◆ SOURCE RECORDS:
▼
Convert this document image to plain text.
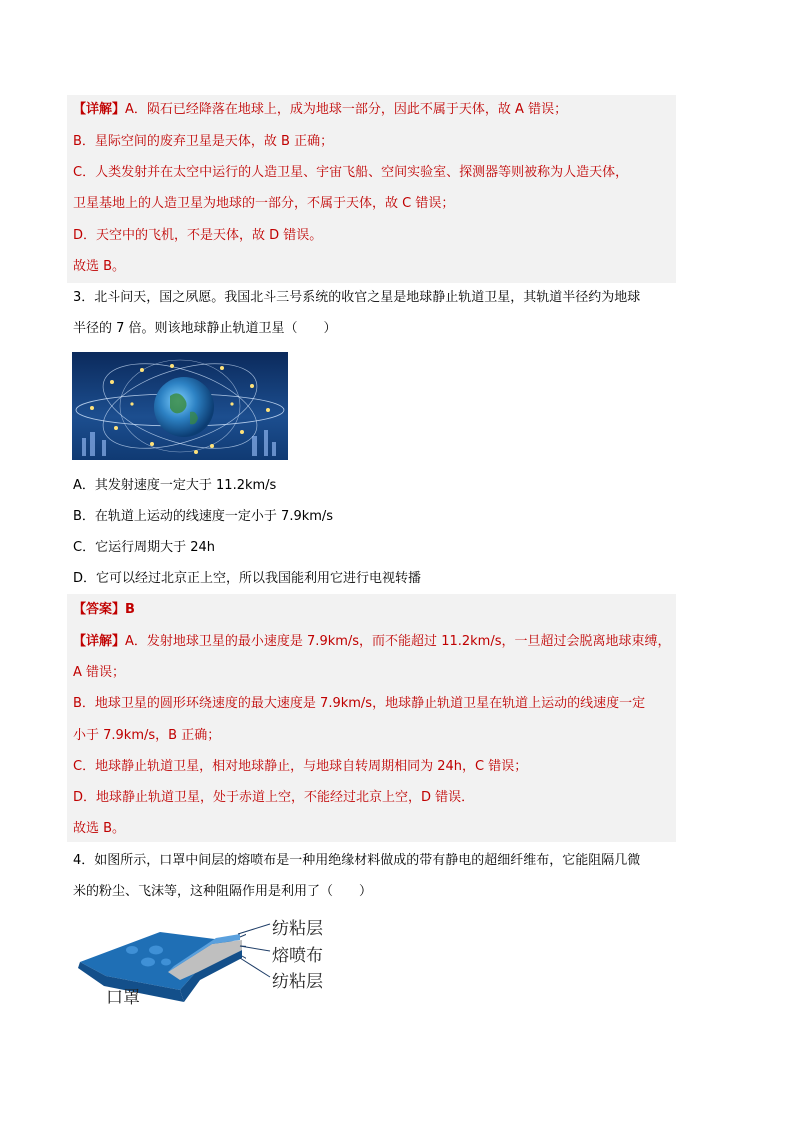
【详解】A．陨石已经降落在地球上，成为地球一部分，因此不属于天体，故 A 错误；
B．星际空间的废弃卫星是天体，故 B 正确；
C．人类发射并在太空中运行的人造卫星、宇宙飞船、空间实验室、探测器等则被称为人造天体，
卫星基地上的人造卫星为地球的一部分，不属于天体，故 C 错误；
D．天空中的飞机，不是天体，故 D 错误。
故选 B。
3．北斗问天，国之夙愿。我国北斗三号系统的收官之星是地球静止轨道卫星，其轨道半径约为地球
半径的 7 倍。则该地球静止轨道卫星（　　）
A．其发射速度一定大于 11.2km/s
B．在轨道上运动的线速度一定小于 7.9km/s
C．它运行周期大于 24h
D．它可以经过北京正上空，所以我国能利用它进行电视转播
【答案】B
【详解】A．发射地球卫星的最小速度是 7.9km/s，而不能超过 11.2km/s，一旦超过会脱离地球束缚，
A 错误；
B．地球卫星的圆形环绕速度的最大速度是 7.9km/s，地球静止轨道卫星在轨道上运动的线速度一定
小于 7.9km/s，B 正确；
C．地球静止轨道卫星，相对地球静止，与地球自转周期相同为 24h，C 错误；
D．地球静止轨道卫星，处于赤道上空，不能经过北京上空，D 错误．
故选 B。
4．如图所示，口罩中间层的熔喷布是一种用绝缘材料做成的带有静电的超细纤维布，它能阻隔几微
米的粉尘、飞沫等，这种阻隔作用是利用了（　　）
纺粘层
熔喷布
纺粘层
口罩
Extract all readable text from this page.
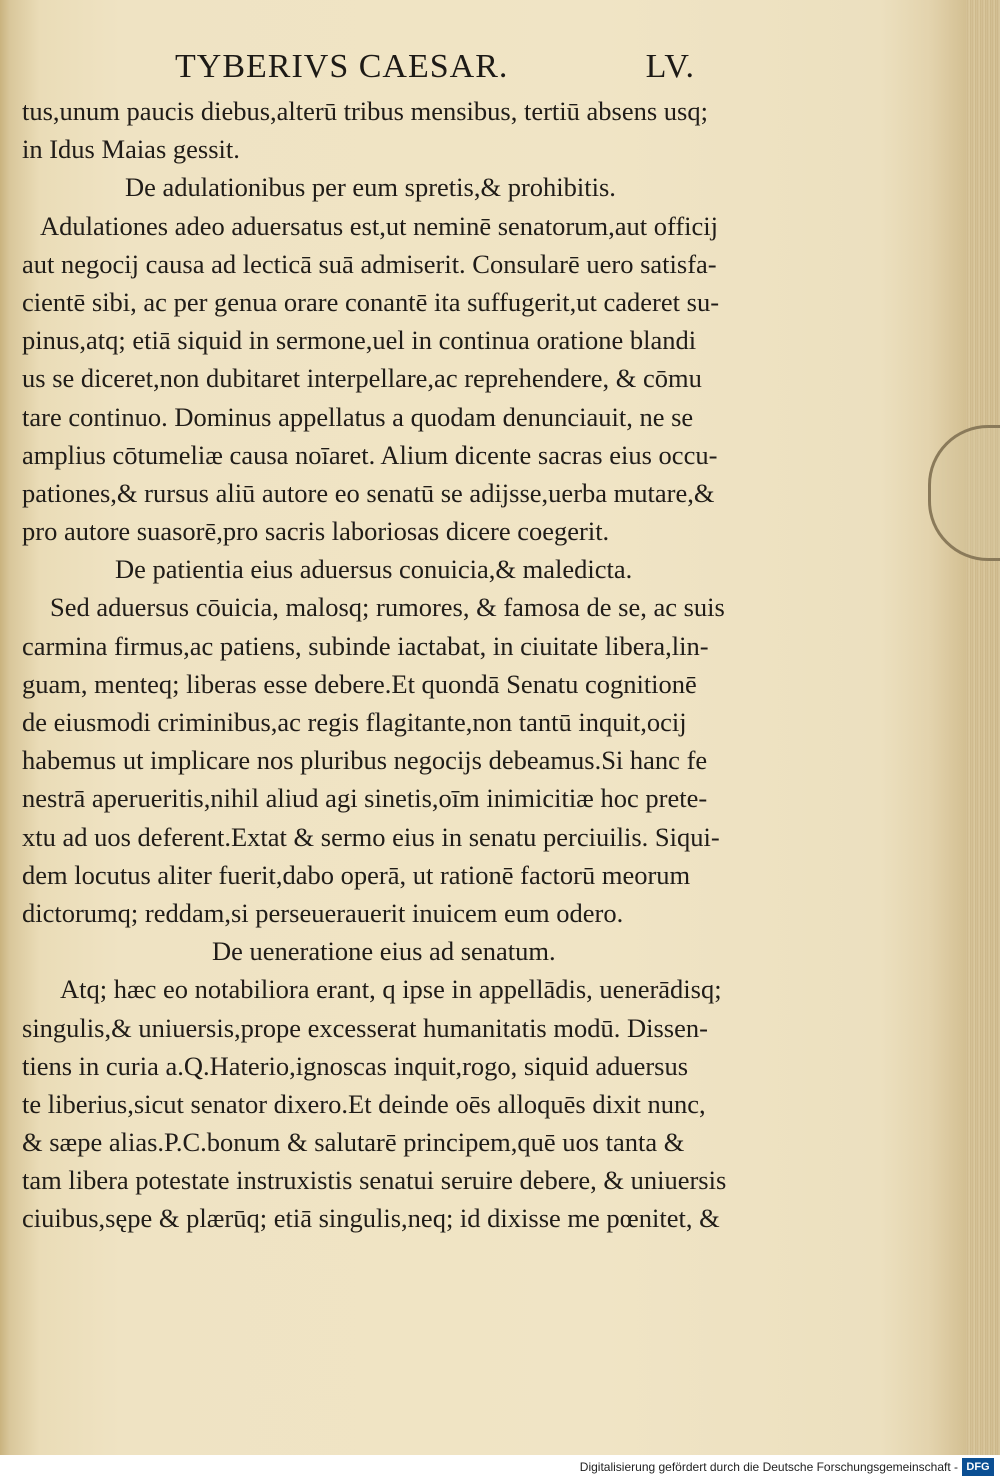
TYBERIVS CAESAR.	LV.
tus,unum paucis diebus,alterū tribus mensibus, tertiū absens usq;
in Idus Maias gessit.
De adulationibus per eum spretis,& prohibitis.
Adulationes adeo aduersatus est,ut neminē senatorum,aut officij
aut negocij causa ad lecticā suā admiserit. Consularē uero satisfa-
cientē sibi, ac per genua orare conantē ita suffugerit,ut caderet su-
pinus,atq; etiā siquid in sermone,uel in continua oratione blandi
us se diceret,non dubitaret interpellare,ac reprehendere, & cōmu
tare continuo. Dominus appellatus a quodam denunciauit, ne se
amplius cōtumeliæ causa noīaret. Alium dicente sacras eius occu-
pationes,& rursus aliū autore eo senatū se adijsse,uerba mutare,&
pro autore suasorē,pro sacris laboriosas dicere coegerit.
De patientia eius aduersus conuicia,& maledicta.
Sed aduersus cōuicia, malosq; rumores, & famosa de se, ac suis
carmina firmus,ac patiens, subinde iactabat, in ciuitate libera,lin-
guam, menteq; liberas esse debere.Et quondā Senatu cognitionē
de eiusmodi criminibus,ac regis flagitante,non tantū inquit,ocij
habemus ut implicare nos pluribus negocijs debeamus.Si hanc fe
nestrā aperueritis,nihil aliud agi sinetis,oīm inimicitiæ hoc prete-
xtu ad uos deferent.Extat & sermo eius in senatu perciuilis. Siqui-
dem locutus aliter fuerit,dabo operā, ut rationē factorū meorum
dictorumq; reddam,si perseuerauerit inuicem eum odero.
De ueneratione eius ad senatum.
Atq; hæc eo notabiliora erant, q ipse in appellādis, uenerādisq;
singulis,& uniuersis,prope excesserat humanitatis modū. Dissen-
tiens in curia a.Q.Haterio,ignoscas inquit,rogo, siquid aduersus
te liberius,sicut senator dixero.Et deinde oēs alloquēs dixit nunc,
& sæpe alias.P.C.bonum & salutarē principem,quē uos tanta &
tam libera potestate instruxistis senatui seruire debere, & uniuersis
ciuibus,sępe & plærūq; etiā singulis,neq; id dixisse me pœnitet, &
Digitalisierung gefördert durch die Deutsche Forschungsgemeinschaft - DFG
▲
◆ SET TASK: State how many lines of the listing include "etiā", and nothing more.

◆ SOLUTION TO THIS PROBLEM: 2